SOURCE RECORDS
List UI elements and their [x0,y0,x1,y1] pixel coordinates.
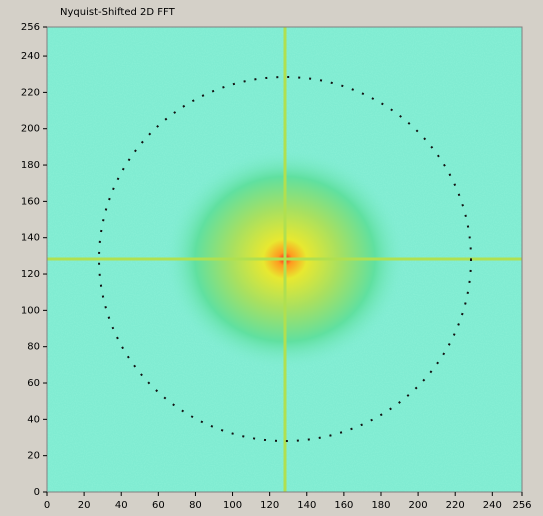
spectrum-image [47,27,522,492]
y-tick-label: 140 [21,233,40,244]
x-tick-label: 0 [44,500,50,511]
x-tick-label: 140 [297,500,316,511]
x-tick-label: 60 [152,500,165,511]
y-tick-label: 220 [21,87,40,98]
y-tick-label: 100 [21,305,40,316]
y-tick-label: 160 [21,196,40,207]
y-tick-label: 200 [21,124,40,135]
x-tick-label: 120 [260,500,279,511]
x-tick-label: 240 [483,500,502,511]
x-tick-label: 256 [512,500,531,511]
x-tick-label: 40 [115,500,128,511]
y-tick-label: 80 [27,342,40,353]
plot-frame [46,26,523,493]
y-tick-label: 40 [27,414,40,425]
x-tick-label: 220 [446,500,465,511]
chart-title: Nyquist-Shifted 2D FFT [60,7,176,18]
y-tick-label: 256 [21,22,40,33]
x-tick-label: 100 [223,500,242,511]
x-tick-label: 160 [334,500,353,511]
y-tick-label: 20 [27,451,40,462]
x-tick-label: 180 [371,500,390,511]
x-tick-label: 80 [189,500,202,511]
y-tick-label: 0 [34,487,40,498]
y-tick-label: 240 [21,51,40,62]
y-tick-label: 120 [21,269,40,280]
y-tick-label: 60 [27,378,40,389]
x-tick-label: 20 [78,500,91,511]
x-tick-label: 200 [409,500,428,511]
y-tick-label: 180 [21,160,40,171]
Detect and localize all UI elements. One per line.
==
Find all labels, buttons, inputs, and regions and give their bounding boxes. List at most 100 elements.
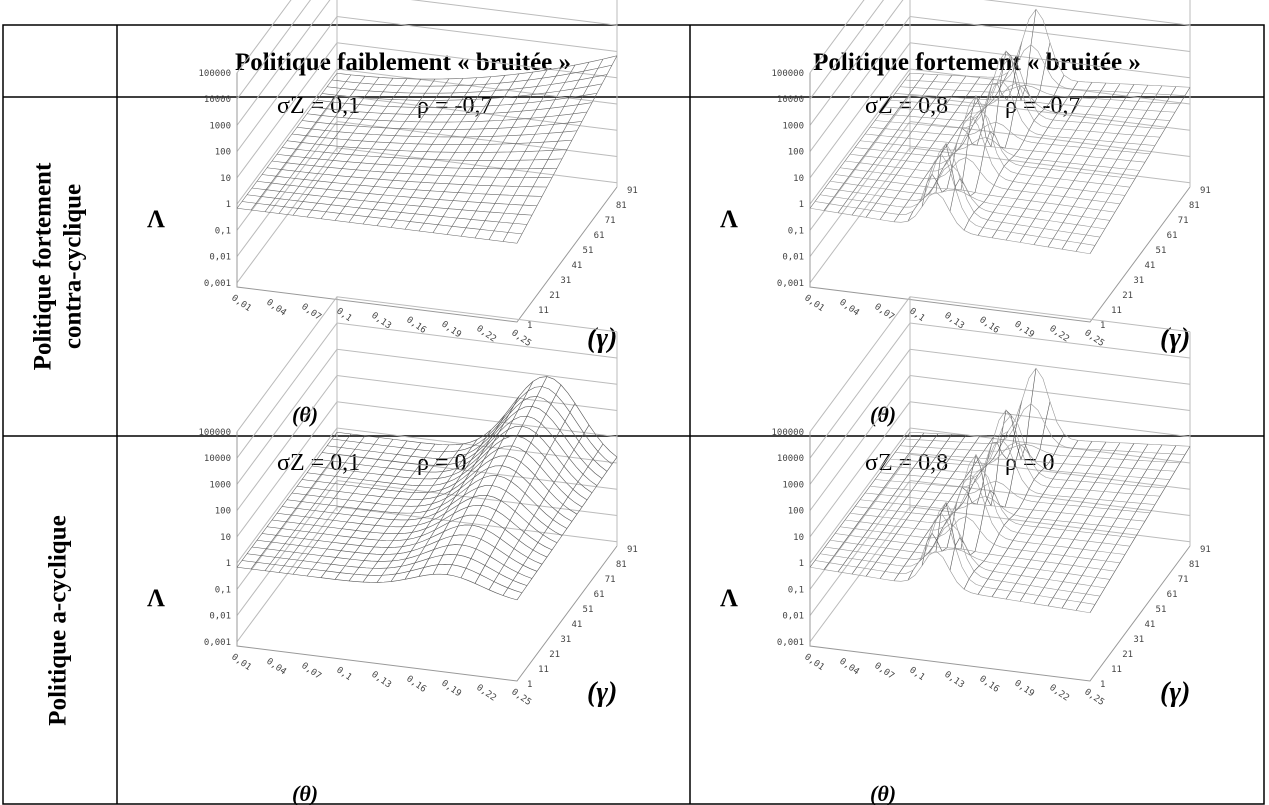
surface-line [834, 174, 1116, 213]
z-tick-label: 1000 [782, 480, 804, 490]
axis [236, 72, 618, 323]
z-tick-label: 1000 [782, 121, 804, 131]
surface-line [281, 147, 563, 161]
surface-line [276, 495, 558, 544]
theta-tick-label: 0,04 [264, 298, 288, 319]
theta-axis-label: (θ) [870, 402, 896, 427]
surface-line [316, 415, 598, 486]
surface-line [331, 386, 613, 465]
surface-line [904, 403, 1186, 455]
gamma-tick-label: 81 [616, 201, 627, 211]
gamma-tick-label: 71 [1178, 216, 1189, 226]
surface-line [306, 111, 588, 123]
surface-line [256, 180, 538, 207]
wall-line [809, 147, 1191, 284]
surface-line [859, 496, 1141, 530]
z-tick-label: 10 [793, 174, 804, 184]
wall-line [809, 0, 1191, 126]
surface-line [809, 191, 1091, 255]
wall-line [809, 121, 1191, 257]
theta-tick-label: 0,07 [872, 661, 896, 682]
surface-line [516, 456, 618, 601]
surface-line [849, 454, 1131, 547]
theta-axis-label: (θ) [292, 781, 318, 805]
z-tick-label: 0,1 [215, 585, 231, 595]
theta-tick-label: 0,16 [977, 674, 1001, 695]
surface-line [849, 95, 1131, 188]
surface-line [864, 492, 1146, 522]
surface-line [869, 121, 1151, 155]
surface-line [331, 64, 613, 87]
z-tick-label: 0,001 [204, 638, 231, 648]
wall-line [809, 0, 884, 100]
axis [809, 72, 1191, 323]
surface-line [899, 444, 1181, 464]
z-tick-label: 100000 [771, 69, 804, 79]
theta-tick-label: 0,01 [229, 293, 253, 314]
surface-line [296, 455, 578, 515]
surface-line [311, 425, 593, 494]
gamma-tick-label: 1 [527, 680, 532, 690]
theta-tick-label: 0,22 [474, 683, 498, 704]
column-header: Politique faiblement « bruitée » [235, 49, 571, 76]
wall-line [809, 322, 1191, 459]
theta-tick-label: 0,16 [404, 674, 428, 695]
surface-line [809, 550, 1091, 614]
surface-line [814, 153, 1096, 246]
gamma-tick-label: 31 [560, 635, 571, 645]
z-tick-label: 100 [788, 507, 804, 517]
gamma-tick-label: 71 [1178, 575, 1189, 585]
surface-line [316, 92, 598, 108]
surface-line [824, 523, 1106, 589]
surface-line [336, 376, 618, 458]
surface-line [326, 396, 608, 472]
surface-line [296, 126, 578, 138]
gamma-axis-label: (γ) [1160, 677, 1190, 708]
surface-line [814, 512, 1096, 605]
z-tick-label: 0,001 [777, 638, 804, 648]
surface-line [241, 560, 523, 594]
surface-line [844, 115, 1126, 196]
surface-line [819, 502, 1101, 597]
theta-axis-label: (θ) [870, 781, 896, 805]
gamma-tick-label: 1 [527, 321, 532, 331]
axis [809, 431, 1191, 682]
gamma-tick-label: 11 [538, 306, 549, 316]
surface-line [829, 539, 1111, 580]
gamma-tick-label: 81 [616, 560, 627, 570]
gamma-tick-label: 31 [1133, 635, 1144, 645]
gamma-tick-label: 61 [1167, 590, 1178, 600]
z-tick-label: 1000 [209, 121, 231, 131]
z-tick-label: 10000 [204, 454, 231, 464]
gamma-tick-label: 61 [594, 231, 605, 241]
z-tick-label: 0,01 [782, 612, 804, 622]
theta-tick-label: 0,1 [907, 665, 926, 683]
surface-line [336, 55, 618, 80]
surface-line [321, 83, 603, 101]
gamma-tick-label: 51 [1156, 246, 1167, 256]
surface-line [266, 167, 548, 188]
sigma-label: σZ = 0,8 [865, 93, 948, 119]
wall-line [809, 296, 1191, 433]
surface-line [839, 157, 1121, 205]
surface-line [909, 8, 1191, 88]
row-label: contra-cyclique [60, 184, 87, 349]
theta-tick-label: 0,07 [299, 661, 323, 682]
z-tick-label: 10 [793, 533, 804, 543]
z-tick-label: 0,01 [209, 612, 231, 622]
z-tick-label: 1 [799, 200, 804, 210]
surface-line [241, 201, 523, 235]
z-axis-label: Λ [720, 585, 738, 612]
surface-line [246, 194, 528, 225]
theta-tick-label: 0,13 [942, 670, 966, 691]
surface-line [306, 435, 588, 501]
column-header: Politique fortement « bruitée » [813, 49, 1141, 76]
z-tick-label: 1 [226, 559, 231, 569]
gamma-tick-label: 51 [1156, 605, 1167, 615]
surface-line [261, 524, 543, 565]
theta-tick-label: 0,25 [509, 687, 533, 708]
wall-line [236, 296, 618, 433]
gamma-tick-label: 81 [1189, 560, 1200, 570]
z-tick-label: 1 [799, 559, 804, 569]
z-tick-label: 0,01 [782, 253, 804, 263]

YOUR TASK
Convert the data from the line with "List UI elements" to the line with "Detect and localize" into a Markdown table with the columns Row and Entry, numbering each line and omitting blank lines and pictures.

REPLY TO THE EXERCISE
| Row | Entry |
|---|---|
| 1 | List UI elements and their [x0,y0,x1,y1] pixel coordinates. |
| 2 | spectrum-image [47,27,522,492] |
| 3 | y-tick-label: 140 [21,233,40,244] |
| 4 | x-tick-label: 0 [44,500,50,511] |
| 5 | x-tick-label: 140 [297,500,316,511] |
| 6 | x-tick-label: 60 [152,500,165,511] |
| 7 | y-tick-label: 220 [21,87,40,98] |
| 8 | y-tick-label: 100 [21,305,40,316] |
| 9 | y-tick-label: 160 [21,196,40,207] |
| 10 | y-tick-label: 200 [21,124,40,135] |
| 11 | x-tick-label: 120 [260,500,279,511] |
| 12 | x-tick-label: 240 [483,500,502,511] |
| 13 | x-tick-label: 256 [512,500,531,511] |
| 14 | x-tick-label: 40 [115,500,128,511] |
| 15 | y-tick-label: 80 [27,342,40,353] |
| 16 | plot-frame [46,26,523,493] |
| 17 | y-tick-label: 40 [27,414,40,425] |
| 18 | x-tick-label: 220 [446,500,465,511] |
| 19 | chart-title: Nyquist-Shifted 2D FFT [60,7,176,18] |
| 20 | y-tick-label: 256 [21,22,40,33] |
| 21 | x-tick-label: 100 [223,500,242,511] |
| 22 | x-tick-label: 160 [334,500,353,511] |
| 23 | y-tick-label: 20 [27,451,40,462] |
| 24 | x-tick-label: 180 [371,500,390,511] |
| 25 | x-tick-label: 80 [189,500,202,511] |
| 26 | y-tick-label: 0 [34,487,40,498] |
| 27 | y-tick-label: 240 [21,51,40,62] |
| 28 | y-tick-label: 120 [21,269,40,280] |
| 29 | y-tick-label: 60 [27,378,40,389] |
| 30 | x-tick-label: 20 [78,500,91,511] |
| 31 | x-tick-label: 200 [409,500,428,511] |
| 32 | y-tick-label: 180 [21,160,40,171] |
| 33 | Detect and localize all UI elements. One per line. |